Only the pictures are to be left out; set down the rest of the records exactly.

* start Dataset *

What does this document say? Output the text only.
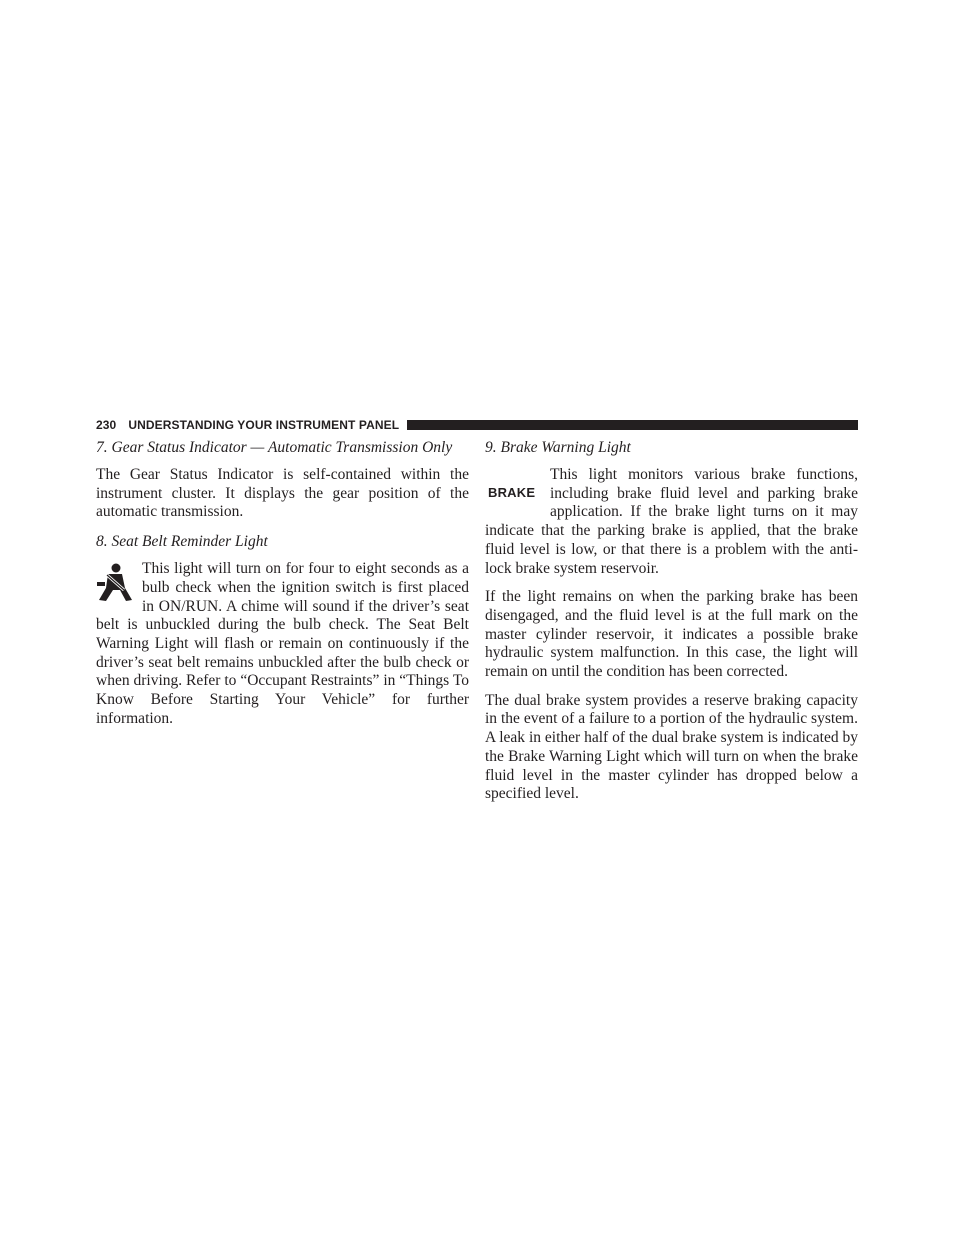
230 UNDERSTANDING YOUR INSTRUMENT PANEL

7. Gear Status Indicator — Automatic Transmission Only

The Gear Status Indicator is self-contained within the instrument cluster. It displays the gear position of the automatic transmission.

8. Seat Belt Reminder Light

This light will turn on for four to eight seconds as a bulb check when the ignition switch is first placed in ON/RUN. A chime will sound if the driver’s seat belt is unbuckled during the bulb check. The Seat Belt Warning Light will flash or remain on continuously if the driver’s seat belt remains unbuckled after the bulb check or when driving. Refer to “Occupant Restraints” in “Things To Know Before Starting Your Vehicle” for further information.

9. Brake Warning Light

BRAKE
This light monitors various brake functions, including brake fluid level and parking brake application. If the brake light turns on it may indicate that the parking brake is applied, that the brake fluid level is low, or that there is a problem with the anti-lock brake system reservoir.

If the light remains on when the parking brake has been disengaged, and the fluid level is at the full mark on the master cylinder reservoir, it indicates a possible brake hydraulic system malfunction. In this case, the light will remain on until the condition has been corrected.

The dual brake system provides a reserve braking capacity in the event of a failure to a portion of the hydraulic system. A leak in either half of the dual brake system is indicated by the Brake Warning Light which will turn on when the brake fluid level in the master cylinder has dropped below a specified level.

* end Dataset *

=== Full answer ===
What does this document say? Output the text only.
230 UNDERSTANDING YOUR INSTRUMENT PANEL

7. Gear Status Indicator — Automatic Transmission Only

The Gear Status Indicator is self-contained within the instrument cluster. It displays the gear position of the automatic transmission.

8. Seat Belt Reminder Light

This light will turn on for four to eight seconds as a bulb check when the ignition switch is first placed in ON/RUN. A chime will sound if the driver’s seat belt is unbuckled during the bulb check. The Seat Belt Warning Light will flash or remain on continuously if the driver’s seat belt remains unbuckled after the bulb check or when driving. Refer to “Occupant Restraints” in “Things To Know Before Starting Your Vehicle” for further information.

9. Brake Warning Light

BRAKE
This light monitors various brake functions, including brake fluid level and parking brake application. If the brake light turns on it may indicate that the parking brake is applied, that the brake fluid level is low, or that there is a problem with the anti-lock brake system reservoir.

If the light remains on when the parking brake has been disengaged, and the fluid level is at the full mark on the master cylinder reservoir, it indicates a possible brake hydraulic system malfunction. In this case, the light will remain on until the condition has been corrected.

The dual brake system provides a reserve braking capacity in the event of a failure to a portion of the hydraulic system. A leak in either half of the dual brake system is indicated by the Brake Warning Light which will turn on when the brake fluid level in the master cylinder has dropped below a specified level.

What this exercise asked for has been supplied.